__What to produce__. Using the data beneath, show every line that includes the word "Bowden".

__Materials provided__.

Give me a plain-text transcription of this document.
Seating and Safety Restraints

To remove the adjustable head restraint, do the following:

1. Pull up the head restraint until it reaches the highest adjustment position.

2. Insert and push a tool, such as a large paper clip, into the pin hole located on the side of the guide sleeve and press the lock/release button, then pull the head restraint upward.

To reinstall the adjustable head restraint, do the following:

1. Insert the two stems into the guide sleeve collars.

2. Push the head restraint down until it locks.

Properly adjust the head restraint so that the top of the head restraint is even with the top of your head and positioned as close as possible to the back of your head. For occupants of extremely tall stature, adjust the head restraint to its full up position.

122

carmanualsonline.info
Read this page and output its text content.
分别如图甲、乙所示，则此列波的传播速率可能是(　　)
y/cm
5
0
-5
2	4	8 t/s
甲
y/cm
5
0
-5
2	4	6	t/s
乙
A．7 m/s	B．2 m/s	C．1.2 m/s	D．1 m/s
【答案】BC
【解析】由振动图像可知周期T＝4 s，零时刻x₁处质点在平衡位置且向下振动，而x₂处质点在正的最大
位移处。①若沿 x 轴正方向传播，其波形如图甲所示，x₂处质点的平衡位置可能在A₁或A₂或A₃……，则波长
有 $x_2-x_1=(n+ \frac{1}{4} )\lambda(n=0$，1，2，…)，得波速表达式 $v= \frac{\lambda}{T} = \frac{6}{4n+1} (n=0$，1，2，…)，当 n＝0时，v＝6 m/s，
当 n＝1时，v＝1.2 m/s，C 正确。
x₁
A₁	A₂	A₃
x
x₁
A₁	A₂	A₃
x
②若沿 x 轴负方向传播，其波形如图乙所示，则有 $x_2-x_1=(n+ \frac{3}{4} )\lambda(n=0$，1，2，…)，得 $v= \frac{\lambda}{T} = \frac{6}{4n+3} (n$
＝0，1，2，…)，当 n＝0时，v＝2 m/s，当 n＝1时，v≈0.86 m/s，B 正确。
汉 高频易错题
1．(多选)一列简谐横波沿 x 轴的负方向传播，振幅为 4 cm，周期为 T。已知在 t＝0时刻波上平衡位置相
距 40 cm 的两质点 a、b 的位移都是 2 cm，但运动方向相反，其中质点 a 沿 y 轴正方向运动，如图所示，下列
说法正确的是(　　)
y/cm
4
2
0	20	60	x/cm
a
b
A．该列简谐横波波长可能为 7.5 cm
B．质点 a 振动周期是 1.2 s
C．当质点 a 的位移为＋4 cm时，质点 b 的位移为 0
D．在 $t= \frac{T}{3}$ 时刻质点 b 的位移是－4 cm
--
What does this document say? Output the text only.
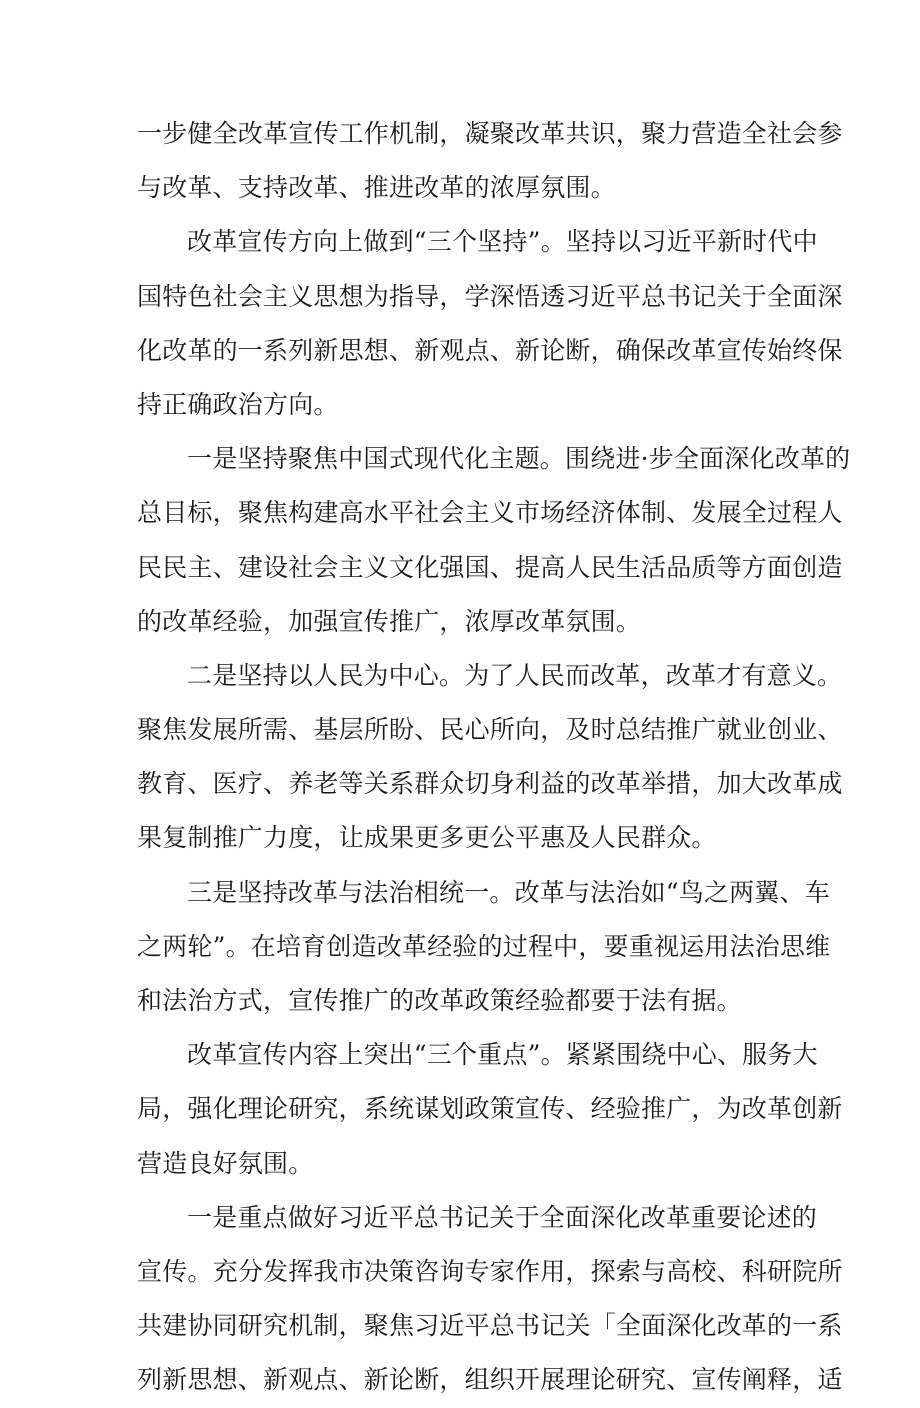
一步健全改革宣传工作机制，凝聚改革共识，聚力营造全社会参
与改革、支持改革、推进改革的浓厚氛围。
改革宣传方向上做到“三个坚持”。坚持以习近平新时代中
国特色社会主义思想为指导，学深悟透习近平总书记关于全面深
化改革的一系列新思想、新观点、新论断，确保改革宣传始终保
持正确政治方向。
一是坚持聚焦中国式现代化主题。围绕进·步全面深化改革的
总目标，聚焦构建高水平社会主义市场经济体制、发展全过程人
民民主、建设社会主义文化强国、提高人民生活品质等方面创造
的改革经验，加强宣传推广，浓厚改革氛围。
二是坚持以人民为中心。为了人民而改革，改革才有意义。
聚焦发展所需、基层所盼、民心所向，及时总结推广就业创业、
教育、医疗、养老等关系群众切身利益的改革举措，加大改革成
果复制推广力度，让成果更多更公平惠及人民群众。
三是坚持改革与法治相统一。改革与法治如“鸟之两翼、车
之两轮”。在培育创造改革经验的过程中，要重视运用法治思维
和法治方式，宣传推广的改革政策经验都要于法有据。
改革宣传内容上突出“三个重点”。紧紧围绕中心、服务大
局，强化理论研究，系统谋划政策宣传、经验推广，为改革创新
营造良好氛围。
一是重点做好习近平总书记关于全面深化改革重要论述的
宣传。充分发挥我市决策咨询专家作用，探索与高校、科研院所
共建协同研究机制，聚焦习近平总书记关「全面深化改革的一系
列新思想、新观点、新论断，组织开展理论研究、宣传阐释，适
* * *
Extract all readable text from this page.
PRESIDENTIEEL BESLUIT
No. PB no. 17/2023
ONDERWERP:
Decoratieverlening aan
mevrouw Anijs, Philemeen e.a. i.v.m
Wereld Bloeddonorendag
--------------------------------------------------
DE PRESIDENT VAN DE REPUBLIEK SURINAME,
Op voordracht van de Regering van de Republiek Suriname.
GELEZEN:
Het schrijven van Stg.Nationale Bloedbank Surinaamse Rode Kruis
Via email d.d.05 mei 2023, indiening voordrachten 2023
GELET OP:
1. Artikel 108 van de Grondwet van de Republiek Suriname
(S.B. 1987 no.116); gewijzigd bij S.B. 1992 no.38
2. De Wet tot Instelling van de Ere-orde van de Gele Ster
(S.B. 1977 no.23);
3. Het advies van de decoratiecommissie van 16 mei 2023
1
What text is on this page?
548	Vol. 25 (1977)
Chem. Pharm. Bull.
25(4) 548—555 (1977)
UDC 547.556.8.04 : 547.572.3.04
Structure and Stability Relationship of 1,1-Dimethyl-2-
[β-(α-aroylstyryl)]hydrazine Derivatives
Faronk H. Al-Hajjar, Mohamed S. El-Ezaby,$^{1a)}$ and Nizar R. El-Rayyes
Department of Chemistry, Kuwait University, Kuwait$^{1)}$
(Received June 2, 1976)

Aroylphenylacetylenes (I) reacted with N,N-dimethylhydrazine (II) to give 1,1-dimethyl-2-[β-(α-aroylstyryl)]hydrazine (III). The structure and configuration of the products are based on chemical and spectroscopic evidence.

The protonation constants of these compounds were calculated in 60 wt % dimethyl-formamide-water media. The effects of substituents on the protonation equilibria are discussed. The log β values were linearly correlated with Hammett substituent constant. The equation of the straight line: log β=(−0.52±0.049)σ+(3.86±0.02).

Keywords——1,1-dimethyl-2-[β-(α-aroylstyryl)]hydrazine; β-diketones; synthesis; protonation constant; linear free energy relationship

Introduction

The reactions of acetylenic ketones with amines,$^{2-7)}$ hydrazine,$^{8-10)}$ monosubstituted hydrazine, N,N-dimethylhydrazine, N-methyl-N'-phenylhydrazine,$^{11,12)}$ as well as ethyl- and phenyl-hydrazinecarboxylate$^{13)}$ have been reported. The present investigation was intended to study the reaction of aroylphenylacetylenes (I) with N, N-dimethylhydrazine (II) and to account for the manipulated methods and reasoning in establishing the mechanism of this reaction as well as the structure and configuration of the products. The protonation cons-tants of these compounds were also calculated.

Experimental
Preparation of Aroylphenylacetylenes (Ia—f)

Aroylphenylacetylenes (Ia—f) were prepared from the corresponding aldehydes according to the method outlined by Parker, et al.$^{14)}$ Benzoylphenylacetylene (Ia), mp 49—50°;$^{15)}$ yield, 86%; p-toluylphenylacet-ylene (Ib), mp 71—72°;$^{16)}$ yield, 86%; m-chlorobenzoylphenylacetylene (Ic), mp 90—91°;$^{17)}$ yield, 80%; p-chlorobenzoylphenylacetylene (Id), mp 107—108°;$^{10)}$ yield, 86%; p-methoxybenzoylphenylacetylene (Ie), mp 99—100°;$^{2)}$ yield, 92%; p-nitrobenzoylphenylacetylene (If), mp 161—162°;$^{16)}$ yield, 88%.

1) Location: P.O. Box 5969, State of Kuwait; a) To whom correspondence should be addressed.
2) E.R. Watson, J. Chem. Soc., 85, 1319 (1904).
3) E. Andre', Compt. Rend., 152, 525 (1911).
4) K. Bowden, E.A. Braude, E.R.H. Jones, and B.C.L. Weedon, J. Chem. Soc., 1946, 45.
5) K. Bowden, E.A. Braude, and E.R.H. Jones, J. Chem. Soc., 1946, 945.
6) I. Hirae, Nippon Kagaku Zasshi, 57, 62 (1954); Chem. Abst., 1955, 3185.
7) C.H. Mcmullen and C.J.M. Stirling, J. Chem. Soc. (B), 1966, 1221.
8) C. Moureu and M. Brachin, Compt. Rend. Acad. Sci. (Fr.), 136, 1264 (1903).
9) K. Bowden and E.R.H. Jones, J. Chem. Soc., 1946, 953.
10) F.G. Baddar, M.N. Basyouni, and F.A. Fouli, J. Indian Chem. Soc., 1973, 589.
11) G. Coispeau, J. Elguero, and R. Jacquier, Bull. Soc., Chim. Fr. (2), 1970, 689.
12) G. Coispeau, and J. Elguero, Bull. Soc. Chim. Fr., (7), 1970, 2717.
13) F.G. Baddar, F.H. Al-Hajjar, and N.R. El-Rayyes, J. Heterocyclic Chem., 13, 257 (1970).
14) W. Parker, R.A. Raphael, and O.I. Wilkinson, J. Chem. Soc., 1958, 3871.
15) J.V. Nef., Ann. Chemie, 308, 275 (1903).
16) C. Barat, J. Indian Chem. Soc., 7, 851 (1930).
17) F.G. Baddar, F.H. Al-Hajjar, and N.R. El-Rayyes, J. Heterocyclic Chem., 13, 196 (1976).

__Solution to the problem__.
4) K. Bowden, E.A. Braude, E.R.H. Jones, and B.C.L. Weedon, J. Chem. Soc., 1946, 45.
5) K. Bowden, E.A. Braude, and E.R.H. Jones, J. Chem. Soc., 1946, 945.
9) K. Bowden and E.R.H. Jones, J. Chem. Soc., 1946, 953.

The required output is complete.